# START OF EXTRACTED INFORMATION

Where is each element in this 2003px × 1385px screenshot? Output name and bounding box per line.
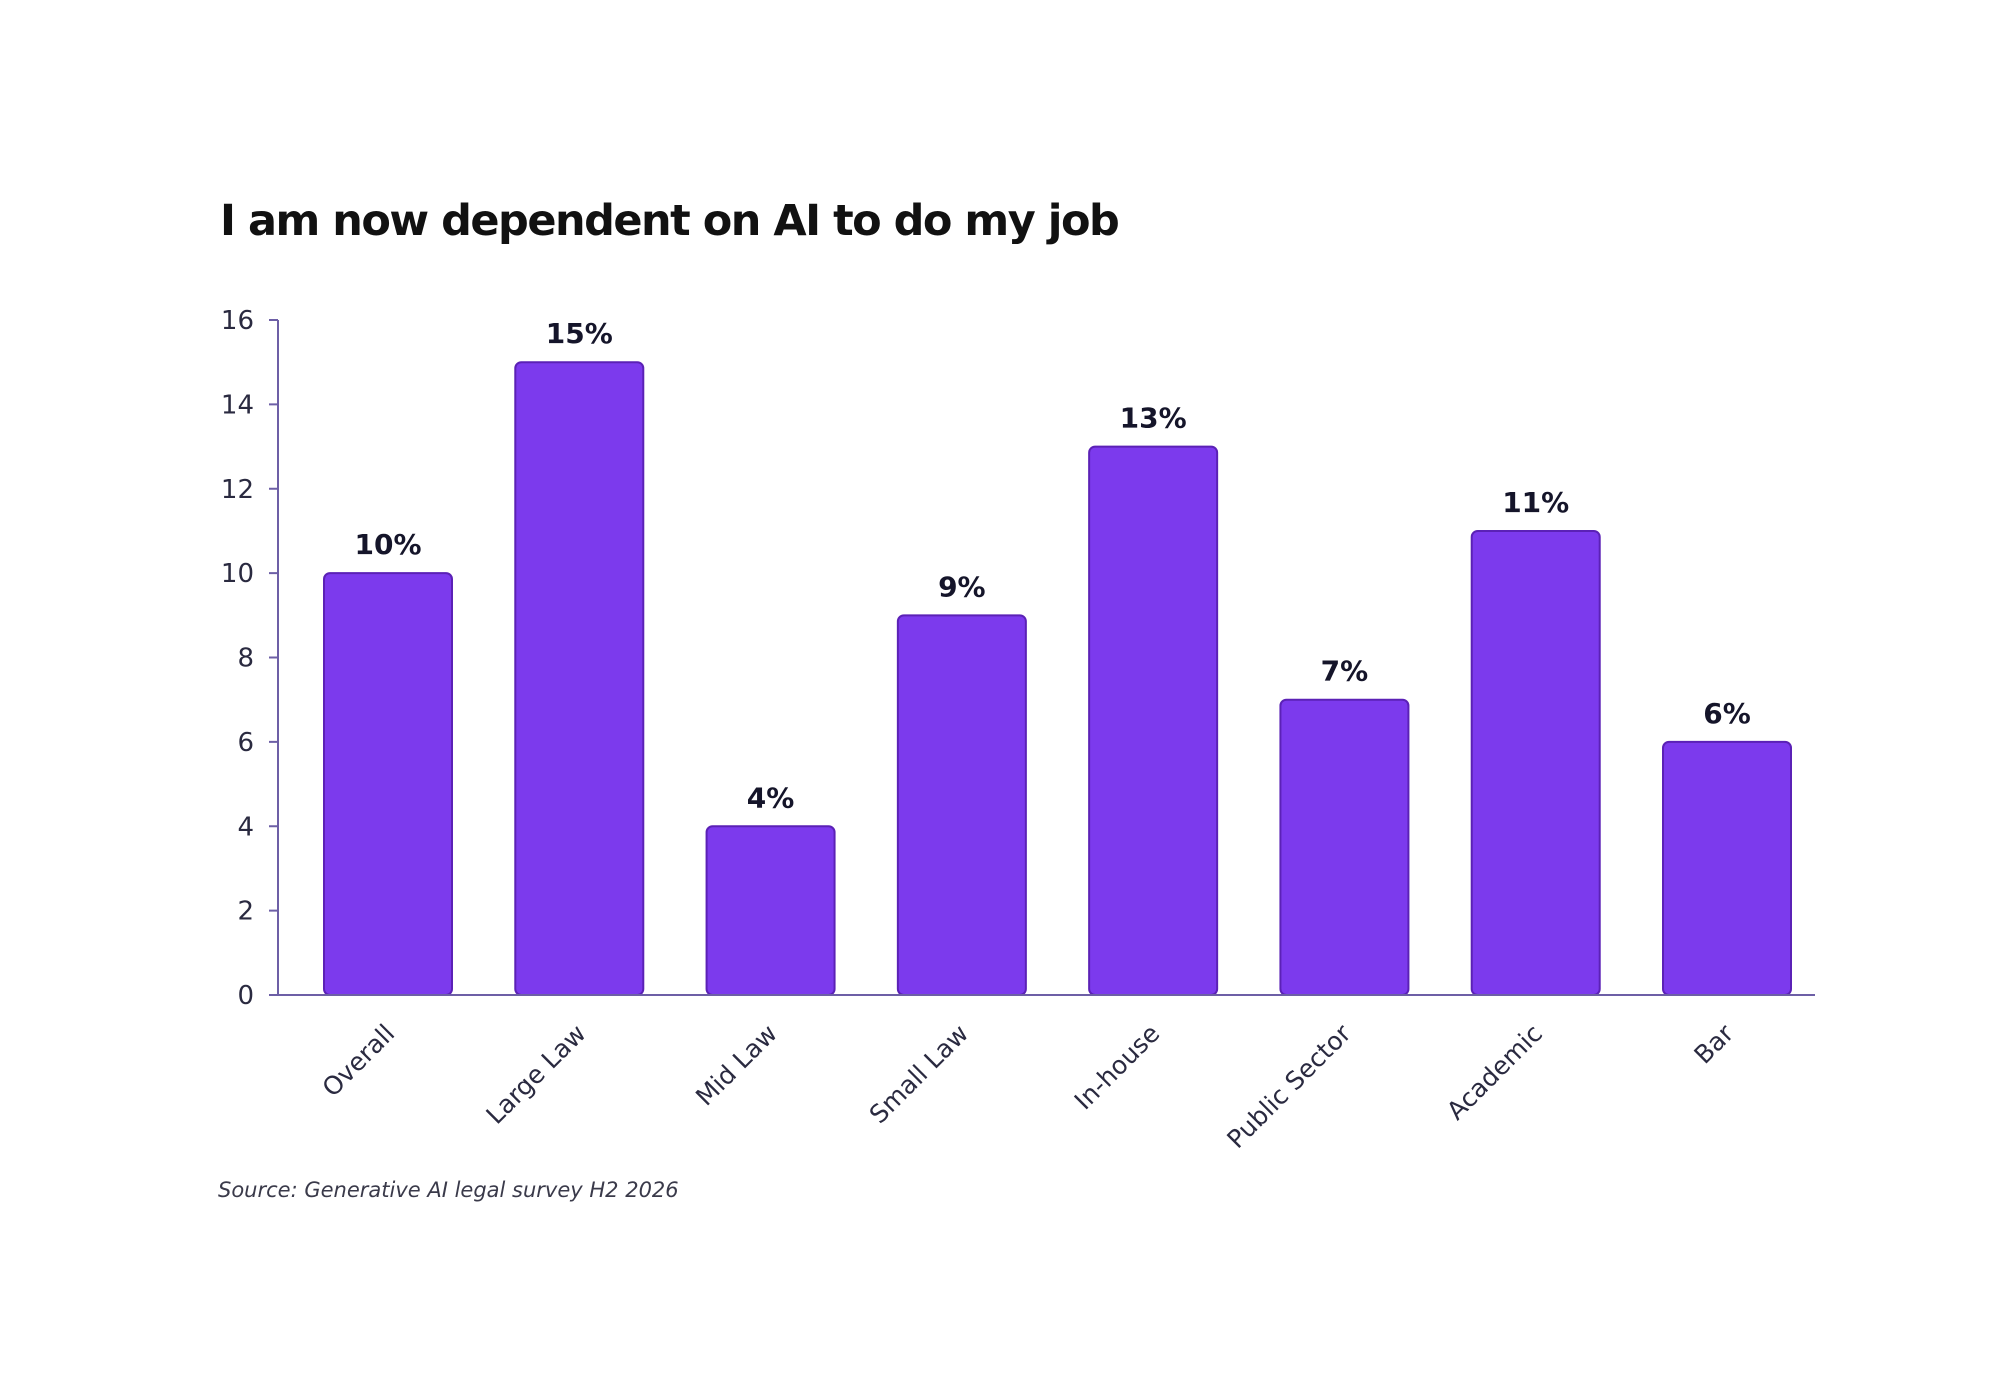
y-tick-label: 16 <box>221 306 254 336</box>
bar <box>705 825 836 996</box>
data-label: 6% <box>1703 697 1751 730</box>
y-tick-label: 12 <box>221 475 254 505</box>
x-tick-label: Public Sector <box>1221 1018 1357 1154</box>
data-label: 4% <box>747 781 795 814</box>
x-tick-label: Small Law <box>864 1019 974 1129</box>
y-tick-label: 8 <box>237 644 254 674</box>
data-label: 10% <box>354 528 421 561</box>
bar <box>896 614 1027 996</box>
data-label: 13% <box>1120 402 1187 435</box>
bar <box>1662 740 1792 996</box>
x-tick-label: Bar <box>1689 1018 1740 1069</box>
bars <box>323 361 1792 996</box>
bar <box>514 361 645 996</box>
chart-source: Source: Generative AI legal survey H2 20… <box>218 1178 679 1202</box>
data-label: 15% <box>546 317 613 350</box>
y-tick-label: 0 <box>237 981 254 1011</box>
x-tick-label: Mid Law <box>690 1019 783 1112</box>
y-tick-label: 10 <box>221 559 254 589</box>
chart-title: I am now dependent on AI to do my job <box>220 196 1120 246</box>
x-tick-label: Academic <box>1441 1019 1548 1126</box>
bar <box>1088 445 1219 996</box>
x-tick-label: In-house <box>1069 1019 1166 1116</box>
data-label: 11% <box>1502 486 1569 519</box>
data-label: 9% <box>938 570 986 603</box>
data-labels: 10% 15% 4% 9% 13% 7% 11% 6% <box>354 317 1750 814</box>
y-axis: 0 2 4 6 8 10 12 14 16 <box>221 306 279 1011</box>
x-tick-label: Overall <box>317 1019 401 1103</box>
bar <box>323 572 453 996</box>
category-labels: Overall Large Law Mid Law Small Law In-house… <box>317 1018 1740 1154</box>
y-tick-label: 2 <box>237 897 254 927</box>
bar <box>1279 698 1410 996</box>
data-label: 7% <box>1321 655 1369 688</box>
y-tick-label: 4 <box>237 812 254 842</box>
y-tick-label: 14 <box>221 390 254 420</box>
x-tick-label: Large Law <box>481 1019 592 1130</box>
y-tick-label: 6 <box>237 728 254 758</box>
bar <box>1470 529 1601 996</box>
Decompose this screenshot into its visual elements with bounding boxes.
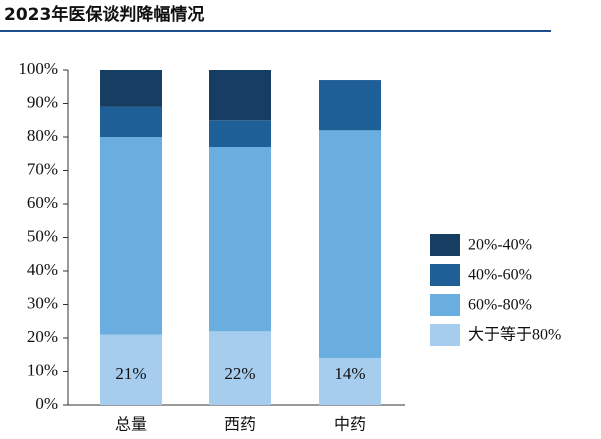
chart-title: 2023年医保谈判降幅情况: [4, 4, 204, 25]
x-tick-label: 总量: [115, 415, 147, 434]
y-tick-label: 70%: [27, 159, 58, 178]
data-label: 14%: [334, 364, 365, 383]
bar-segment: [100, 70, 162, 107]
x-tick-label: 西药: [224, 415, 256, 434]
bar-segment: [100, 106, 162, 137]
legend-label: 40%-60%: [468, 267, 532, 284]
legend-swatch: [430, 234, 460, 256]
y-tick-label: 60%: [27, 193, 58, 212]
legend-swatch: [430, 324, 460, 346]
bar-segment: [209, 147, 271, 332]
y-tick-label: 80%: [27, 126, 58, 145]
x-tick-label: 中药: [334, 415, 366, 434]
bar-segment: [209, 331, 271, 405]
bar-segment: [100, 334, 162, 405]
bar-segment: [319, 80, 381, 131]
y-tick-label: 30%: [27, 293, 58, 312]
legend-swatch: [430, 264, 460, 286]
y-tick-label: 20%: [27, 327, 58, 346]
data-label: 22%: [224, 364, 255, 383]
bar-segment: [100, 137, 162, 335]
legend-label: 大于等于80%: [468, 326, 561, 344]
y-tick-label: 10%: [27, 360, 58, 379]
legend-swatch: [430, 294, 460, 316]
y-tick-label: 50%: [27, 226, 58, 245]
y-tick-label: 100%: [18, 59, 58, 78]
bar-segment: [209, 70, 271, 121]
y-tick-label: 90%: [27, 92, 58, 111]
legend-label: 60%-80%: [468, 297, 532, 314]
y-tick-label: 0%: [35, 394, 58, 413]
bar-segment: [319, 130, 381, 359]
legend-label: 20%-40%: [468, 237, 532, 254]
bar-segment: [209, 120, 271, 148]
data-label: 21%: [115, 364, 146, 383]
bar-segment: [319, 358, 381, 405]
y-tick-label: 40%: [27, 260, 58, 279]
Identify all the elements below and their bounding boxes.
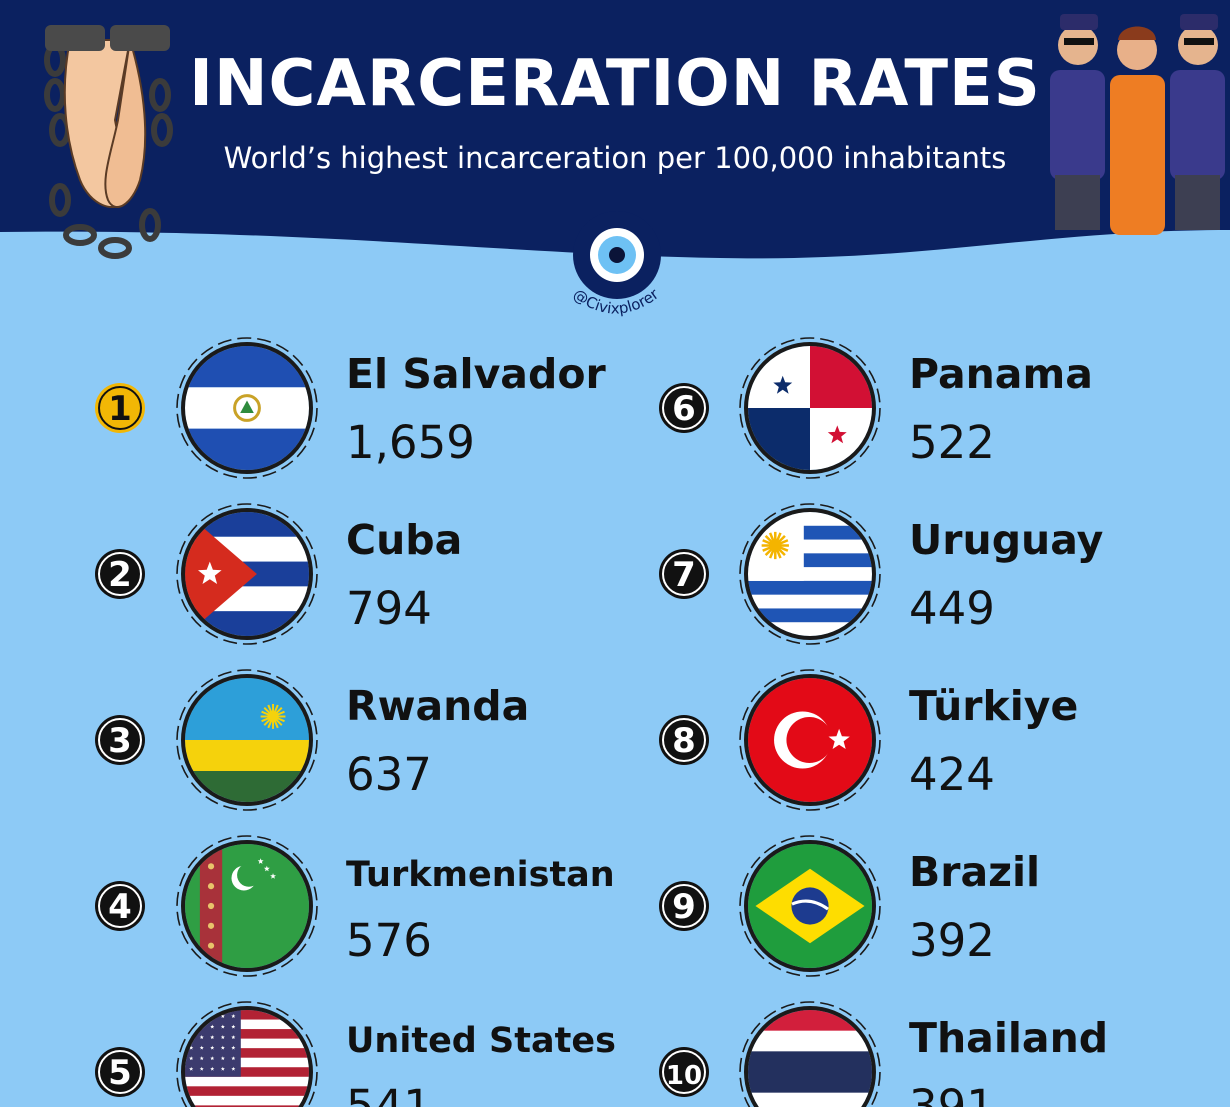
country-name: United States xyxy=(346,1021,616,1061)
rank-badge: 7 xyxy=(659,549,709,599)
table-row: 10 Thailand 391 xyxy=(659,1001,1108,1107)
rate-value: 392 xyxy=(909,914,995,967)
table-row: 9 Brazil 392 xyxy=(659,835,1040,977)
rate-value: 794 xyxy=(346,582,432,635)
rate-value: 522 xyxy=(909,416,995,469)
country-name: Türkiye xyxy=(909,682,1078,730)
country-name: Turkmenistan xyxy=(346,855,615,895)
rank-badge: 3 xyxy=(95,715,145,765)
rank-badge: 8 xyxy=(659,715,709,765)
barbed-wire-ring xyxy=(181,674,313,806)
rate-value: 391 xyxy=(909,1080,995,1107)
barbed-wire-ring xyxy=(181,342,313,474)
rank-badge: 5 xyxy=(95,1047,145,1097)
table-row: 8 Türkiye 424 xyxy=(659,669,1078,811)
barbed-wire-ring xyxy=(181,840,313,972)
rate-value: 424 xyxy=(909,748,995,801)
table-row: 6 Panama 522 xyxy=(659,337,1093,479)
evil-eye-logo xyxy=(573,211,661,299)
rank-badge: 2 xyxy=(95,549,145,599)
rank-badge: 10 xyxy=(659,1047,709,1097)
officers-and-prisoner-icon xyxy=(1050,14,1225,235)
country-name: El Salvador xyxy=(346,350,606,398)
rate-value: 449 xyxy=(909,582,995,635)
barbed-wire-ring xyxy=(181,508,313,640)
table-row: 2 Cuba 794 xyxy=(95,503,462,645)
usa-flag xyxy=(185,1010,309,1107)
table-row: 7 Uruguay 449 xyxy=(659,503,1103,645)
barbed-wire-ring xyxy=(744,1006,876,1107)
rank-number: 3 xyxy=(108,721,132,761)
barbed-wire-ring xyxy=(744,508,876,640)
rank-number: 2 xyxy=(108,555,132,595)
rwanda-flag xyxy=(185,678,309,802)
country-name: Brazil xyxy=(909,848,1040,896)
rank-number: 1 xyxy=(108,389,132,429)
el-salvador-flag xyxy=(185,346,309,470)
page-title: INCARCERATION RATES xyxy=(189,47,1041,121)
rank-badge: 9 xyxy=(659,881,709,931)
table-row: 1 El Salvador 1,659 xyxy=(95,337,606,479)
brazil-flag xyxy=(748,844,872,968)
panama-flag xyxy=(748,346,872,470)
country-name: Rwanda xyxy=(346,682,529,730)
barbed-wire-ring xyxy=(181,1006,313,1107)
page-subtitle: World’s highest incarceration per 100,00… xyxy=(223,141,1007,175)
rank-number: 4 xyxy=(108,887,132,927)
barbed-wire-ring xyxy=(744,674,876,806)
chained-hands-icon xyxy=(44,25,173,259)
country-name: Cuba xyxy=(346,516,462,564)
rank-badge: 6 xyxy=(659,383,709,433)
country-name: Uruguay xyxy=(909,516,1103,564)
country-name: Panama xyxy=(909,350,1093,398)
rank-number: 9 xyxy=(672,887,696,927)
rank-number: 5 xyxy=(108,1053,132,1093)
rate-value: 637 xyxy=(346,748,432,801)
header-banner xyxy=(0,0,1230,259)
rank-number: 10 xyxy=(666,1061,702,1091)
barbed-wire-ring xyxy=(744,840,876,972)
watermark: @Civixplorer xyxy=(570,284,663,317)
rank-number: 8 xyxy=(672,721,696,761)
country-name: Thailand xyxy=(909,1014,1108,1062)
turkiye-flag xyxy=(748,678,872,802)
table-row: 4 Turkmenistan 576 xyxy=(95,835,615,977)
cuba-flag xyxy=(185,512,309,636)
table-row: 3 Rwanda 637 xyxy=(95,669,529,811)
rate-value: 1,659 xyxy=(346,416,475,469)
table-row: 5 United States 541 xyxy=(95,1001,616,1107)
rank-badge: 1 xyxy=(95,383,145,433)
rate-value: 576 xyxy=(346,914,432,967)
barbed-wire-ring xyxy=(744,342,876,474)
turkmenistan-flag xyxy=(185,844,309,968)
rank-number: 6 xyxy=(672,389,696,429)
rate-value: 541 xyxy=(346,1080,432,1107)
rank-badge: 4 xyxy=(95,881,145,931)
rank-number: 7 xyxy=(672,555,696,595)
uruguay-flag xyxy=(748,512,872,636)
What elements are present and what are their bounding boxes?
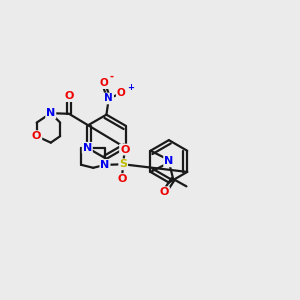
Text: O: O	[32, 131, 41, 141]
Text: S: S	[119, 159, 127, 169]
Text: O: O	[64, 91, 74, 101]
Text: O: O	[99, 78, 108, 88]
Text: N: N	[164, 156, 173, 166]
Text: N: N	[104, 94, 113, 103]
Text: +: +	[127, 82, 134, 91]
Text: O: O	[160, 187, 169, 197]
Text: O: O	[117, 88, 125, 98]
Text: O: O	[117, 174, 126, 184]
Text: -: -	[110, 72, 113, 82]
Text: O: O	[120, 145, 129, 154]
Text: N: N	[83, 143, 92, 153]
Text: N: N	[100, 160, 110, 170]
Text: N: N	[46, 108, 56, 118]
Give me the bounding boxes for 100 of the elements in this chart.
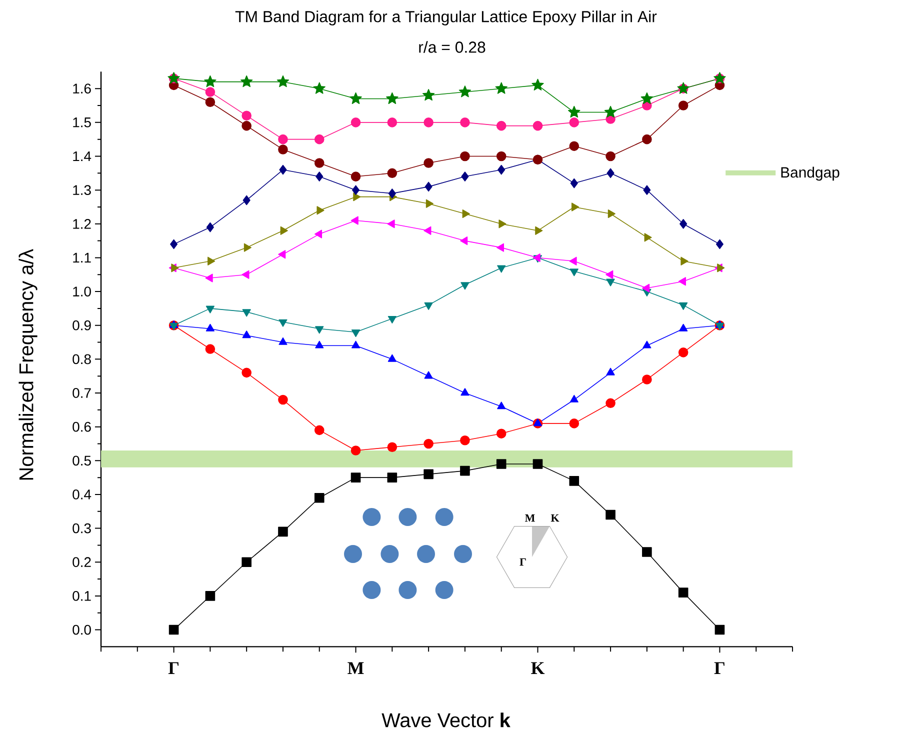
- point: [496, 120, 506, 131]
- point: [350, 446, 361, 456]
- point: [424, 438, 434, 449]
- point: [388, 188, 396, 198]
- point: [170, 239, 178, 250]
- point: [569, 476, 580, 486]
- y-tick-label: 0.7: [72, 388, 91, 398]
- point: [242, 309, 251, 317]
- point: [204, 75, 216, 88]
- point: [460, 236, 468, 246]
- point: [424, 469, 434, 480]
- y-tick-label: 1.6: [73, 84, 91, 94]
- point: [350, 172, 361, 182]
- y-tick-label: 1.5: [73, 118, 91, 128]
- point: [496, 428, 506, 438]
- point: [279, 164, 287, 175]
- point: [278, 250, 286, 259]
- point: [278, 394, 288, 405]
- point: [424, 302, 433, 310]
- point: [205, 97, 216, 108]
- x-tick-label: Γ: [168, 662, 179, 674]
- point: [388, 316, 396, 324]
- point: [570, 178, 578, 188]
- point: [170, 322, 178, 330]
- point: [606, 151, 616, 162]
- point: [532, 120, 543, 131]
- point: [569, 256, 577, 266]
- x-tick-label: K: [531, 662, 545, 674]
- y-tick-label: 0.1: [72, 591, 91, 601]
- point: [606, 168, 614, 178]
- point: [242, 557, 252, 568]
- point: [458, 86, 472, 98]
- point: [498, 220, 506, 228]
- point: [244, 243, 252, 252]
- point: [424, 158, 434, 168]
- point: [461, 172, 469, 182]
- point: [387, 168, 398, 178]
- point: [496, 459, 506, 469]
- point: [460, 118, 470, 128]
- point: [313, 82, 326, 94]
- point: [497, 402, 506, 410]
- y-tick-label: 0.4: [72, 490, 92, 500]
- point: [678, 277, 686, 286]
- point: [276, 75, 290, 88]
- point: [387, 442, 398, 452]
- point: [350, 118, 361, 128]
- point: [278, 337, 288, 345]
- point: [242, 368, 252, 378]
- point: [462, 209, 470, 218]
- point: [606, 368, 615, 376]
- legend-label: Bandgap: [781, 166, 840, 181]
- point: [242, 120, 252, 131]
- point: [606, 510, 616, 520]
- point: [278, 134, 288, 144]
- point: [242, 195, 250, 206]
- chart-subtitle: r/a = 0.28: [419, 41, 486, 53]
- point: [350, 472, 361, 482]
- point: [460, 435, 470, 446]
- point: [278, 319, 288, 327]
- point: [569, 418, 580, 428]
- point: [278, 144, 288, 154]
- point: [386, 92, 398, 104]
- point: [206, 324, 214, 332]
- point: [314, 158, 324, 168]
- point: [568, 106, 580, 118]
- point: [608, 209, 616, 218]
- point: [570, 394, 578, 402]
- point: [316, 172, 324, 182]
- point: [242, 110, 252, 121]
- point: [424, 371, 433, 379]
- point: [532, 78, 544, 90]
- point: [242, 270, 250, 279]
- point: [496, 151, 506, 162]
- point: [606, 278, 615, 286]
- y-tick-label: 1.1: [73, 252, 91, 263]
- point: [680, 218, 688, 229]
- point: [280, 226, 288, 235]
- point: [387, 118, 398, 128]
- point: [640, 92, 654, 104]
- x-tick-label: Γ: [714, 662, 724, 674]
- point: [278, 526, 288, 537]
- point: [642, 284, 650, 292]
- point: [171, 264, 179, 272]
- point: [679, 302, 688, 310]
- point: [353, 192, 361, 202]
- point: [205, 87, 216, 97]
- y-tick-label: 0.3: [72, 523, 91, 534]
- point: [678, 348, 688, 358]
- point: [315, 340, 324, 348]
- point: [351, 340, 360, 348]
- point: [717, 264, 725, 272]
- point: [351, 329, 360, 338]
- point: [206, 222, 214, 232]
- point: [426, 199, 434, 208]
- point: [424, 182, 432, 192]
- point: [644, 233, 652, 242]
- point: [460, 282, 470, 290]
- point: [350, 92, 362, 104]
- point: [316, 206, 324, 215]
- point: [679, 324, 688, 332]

# END OF EXTRACTED INFORMATION

• _EXERCISE INSTRUCTIONS_
Can you rewrite only the listing lines starting at "- point: [496, 120, 506, 131]" and ending at "- point: [204, 75, 216, 88]", with "point" changed to "marker" and all else left as it is?

• _SOLUTION FOR THIS PROBLEM_
- marker: [496, 120, 506, 131]
- marker: [350, 446, 361, 456]
- marker: [424, 438, 434, 449]
- marker: [388, 188, 396, 198]
- marker: [170, 239, 178, 250]
- marker: [569, 476, 580, 486]
- y-tick-label: 0.7: [72, 388, 91, 398]
- marker: [242, 309, 251, 317]
- marker: [204, 75, 216, 88]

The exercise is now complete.